→ EXERCISE OBJECTIVE
Which lines contain the string "left"? Please list every one of them.
►
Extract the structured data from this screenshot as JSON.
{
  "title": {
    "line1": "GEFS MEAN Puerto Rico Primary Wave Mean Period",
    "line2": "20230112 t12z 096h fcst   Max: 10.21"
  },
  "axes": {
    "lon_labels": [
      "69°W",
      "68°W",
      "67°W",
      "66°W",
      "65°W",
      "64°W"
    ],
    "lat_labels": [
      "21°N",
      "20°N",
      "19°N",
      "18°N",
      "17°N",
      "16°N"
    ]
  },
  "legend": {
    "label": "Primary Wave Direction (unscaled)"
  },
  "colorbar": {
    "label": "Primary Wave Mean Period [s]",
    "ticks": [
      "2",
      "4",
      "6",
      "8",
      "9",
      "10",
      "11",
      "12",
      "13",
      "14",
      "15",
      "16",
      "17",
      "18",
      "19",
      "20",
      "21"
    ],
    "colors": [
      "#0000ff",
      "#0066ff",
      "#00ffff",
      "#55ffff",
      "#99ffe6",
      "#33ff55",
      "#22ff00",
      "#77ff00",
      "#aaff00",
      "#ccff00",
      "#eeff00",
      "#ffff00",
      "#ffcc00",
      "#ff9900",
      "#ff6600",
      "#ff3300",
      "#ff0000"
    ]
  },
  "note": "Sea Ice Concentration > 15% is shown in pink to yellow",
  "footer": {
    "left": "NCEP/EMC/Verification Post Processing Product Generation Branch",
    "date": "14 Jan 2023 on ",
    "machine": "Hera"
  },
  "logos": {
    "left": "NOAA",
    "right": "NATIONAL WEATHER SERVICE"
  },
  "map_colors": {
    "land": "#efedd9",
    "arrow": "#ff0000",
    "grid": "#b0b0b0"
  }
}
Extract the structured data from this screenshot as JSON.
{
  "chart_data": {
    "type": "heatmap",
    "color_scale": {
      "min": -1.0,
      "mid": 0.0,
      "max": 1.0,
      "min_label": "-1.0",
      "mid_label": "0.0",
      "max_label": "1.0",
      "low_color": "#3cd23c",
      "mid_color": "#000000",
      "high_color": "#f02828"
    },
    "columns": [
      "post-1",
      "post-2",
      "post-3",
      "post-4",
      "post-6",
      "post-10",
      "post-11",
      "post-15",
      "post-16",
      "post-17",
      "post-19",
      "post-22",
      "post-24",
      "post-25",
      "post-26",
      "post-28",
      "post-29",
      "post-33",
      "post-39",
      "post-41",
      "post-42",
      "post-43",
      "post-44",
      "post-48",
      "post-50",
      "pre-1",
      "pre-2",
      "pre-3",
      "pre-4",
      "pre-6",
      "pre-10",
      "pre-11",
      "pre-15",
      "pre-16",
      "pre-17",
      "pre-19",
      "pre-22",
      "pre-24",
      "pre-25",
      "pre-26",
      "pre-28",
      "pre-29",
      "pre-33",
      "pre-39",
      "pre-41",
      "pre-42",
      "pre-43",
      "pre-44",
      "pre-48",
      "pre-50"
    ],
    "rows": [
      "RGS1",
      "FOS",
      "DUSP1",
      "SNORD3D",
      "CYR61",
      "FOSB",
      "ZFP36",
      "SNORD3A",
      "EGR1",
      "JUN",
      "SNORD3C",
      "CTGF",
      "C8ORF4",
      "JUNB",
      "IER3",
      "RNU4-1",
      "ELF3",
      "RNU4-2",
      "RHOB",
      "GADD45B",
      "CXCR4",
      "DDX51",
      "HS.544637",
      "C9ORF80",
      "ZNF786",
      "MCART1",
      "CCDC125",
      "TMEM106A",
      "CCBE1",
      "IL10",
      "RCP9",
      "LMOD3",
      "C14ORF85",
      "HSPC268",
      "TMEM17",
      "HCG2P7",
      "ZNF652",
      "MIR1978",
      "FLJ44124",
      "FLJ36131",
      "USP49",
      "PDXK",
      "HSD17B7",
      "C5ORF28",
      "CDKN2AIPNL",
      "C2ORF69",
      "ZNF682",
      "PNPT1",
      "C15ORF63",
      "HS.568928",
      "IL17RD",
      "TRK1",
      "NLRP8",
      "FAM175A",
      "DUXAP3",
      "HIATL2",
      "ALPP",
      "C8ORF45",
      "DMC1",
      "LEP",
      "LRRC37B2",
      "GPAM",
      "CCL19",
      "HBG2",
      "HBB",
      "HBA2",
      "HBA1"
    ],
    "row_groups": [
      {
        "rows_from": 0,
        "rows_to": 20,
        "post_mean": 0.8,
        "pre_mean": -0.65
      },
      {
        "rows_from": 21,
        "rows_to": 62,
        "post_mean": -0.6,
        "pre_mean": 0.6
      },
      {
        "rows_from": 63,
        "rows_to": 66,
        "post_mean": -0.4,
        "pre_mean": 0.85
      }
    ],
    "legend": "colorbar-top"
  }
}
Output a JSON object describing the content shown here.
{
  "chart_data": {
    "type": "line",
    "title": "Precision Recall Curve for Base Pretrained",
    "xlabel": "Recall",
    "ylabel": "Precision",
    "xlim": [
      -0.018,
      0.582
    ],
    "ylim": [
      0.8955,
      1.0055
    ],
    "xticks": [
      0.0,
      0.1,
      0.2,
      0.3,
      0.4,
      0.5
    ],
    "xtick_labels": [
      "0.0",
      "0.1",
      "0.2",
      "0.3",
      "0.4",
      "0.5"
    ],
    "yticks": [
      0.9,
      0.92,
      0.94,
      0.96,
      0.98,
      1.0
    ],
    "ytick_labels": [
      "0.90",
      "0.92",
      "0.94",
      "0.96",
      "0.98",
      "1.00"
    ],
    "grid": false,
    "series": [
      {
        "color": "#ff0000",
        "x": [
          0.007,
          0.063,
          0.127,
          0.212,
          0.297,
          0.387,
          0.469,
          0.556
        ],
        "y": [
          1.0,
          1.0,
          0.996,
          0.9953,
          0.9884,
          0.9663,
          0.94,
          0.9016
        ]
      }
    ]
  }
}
◄
→ EXERCISE RESULT
    "left": "NCEP/EMC/Verification Post Processing Product Generation Branch",
    "left": "NOAA",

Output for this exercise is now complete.